Saved entries
>>>>>
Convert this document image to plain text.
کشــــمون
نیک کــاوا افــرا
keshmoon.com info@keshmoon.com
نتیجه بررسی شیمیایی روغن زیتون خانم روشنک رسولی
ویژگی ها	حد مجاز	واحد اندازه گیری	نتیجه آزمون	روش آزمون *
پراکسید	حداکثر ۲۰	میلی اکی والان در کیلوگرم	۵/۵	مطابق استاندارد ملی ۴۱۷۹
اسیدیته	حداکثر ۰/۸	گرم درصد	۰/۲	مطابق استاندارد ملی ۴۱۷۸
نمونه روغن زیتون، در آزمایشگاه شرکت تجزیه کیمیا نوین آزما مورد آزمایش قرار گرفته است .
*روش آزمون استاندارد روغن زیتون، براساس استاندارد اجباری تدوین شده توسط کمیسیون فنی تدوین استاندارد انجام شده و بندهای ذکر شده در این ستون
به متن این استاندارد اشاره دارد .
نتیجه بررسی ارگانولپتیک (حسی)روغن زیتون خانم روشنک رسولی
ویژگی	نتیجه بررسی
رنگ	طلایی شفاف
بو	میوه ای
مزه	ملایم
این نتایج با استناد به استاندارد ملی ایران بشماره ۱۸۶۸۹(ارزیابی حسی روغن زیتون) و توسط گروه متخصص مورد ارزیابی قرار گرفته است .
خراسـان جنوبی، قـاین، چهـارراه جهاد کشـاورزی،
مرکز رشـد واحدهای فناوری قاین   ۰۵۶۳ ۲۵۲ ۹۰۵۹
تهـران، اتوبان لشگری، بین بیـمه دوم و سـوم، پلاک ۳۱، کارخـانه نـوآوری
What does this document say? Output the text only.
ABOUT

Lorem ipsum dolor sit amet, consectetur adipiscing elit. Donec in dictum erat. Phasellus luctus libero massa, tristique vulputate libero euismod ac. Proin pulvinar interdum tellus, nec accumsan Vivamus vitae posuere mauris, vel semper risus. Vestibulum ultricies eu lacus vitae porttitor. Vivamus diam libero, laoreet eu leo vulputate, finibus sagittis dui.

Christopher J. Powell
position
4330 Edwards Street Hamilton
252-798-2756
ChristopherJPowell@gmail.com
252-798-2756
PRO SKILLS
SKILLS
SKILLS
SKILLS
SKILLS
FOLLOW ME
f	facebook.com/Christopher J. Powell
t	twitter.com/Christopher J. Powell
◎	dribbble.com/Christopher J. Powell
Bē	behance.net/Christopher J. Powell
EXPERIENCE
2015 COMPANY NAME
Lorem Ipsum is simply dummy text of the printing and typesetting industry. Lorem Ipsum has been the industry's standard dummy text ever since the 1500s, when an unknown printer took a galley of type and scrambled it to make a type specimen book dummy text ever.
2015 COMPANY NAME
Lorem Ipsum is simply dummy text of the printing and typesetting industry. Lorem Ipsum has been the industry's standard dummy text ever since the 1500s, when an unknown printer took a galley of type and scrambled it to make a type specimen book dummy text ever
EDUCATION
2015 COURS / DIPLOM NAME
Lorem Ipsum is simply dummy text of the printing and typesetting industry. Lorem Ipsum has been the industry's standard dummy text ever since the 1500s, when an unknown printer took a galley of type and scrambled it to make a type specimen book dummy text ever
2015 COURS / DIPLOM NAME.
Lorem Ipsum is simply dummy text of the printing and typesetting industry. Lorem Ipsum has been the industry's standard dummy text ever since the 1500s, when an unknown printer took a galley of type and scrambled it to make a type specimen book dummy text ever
<<<<<
GOAL
Extract the data exactly as given.

WRITTEN SOLUTION
Convert this document image to plain text.
کشــــمون
نیک کــاوا افــرا
keshmoon.com info@keshmoon.com
نتیجه بررسی شیمیایی روغن زیتون خانم روشنک رسولی
ویژگی ها	حد مجاز	واحد اندازه گیری	نتیجه آزمون	روش آزمون *
پراکسید	حداکثر ۲۰	میلی اکی والان در کیلوگرم	۵/۵	مطابق استاندارد ملی ۴۱۷۹
اسیدیته	حداکثر ۰/۸	گرم درصد	۰/۲	مطابق استاندارد ملی ۴۱۷۸
نمونه روغن زیتون، در آزمایشگاه شرکت تجزیه کیمیا نوین آزما مورد آزمایش قرار گرفته است .
*روش آزمون استاندارد روغن زیتون، براساس استاندارد اجباری تدوین شده توسط کمیسیون فنی تدوین استاندارد انجام شده و بندهای ذکر شده در این ستون
به متن این استاندارد اشاره دارد .
نتیجه بررسی ارگانولپتیک (حسی)روغن زیتون خانم روشنک رسولی
ویژگی	نتیجه بررسی
رنگ	طلایی شفاف
بو	میوه ای
مزه	ملایم
این نتایج با استناد به استاندارد ملی ایران بشماره ۱۸۶۸۹(ارزیابی حسی روغن زیتون) و توسط گروه متخصص مورد ارزیابی قرار گرفته است .
خراسـان جنوبی، قـاین، چهـارراه جهاد کشـاورزی،
مرکز رشـد واحدهای فناوری قاین   ۰۵۶۳ ۲۵۲ ۹۰۵۹
تهـران، اتوبان لشگری، بین بیـمه دوم و سـوم، پلاک ۳۱، کارخـانه نـوآوری
What does this document say? Output the text only.
ABOUT

Lorem ipsum dolor sit amet, consectetur adipiscing elit. Donec in dictum erat. Phasellus luctus libero massa, tristique vulputate libero euismod ac. Proin pulvinar interdum tellus, nec accumsan Vivamus vitae posuere mauris, vel semper risus. Vestibulum ultricies eu lacus vitae porttitor. Vivamus diam libero, laoreet eu leo vulputate, finibus sagittis dui.

Christopher J. Powell
position
4330 Edwards Street Hamilton
252-798-2756
ChristopherJPowell@gmail.com
252-798-2756
PRO SKILLS
SKILLS
SKILLS
SKILLS
SKILLS
FOLLOW ME
f	facebook.com/Christopher J. Powell
t	twitter.com/Christopher J. Powell
◎	dribbble.com/Christopher J. Powell
Bē	behance.net/Christopher J. Powell
EXPERIENCE
2015 COMPANY NAME
Lorem Ipsum is simply dummy text of the printing and typesetting industry. Lorem Ipsum has been the industry's standard dummy text ever since the 1500s, when an unknown printer took a galley of type and scrambled it to make a type specimen book dummy text ever.
2015 COMPANY NAME
Lorem Ipsum is simply dummy text of the printing and typesetting industry. Lorem Ipsum has been the industry's standard dummy text ever since the 1500s, when an unknown printer took a galley of type and scrambled it to make a type specimen book dummy text ever
EDUCATION
2015 COURS / DIPLOM NAME
Lorem Ipsum is simply dummy text of the printing and typesetting industry. Lorem Ipsum has been the industry's standard dummy text ever since the 1500s, when an unknown printer took a galley of type and scrambled it to make a type specimen book dummy text ever
2015 COURS / DIPLOM NAME.
Lorem Ipsum is simply dummy text of the printing and typesetting industry. Lorem Ipsum has been the industry's standard dummy text ever since the 1500s, when an unknown printer took a galley of type and scrambled it to make a type specimen book dummy text ever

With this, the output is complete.